■ **Goal**
Without altering anything, output the material below.

■ **Material provided**
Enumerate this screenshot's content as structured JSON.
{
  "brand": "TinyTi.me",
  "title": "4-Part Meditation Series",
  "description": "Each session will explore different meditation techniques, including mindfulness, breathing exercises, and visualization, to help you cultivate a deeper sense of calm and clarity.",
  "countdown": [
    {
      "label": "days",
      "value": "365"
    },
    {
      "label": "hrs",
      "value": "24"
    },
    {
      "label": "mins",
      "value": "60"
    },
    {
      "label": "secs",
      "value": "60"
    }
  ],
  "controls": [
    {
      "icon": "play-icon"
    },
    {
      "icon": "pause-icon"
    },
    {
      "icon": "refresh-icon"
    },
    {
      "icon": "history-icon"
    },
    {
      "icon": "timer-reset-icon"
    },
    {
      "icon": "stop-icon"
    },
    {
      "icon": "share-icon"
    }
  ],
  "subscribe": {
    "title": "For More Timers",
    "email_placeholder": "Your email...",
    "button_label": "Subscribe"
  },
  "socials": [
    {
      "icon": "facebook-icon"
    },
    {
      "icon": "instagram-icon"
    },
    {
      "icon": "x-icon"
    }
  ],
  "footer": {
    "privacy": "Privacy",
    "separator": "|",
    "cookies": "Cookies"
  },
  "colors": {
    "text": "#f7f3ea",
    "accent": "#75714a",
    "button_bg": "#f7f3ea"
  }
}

■ **Solution for this problem**
Enumerate this screenshot's content as structured JSON.
{
  "brand": "TinyTi.me",
  "title": "4-Part Meditation Series",
  "description": "Each session will explore different meditation techniques, including mindfulness, breathing exercises, and visualization, to help you cultivate a deeper sense of calm and clarity.",
  "countdown": [
    {
      "label": "days",
      "value": "365"
    },
    {
      "label": "hrs",
      "value": "24"
    },
    {
      "label": "mins",
      "value": "60"
    },
    {
      "label": "secs",
      "value": "60"
    }
  ],
  "controls": [
    {
      "icon": "play-icon"
    },
    {
      "icon": "pause-icon"
    },
    {
      "icon": "refresh-icon"
    },
    {
      "icon": "history-icon"
    },
    {
      "icon": "timer-reset-icon"
    },
    {
      "icon": "stop-icon"
    },
    {
      "icon": "share-icon"
    }
  ],
  "subscribe": {
    "title": "For More Timers",
    "email_placeholder": "Your email...",
    "button_label": "Subscribe"
  },
  "socials": [
    {
      "icon": "facebook-icon"
    },
    {
      "icon": "instagram-icon"
    },
    {
      "icon": "x-icon"
    }
  ],
  "footer": {
    "privacy": "Privacy",
    "separator": "|",
    "cookies": "Cookies"
  },
  "colors": {
    "text": "#f7f3ea",
    "accent": "#75714a",
    "button_bg": "#f7f3ea"
  }
}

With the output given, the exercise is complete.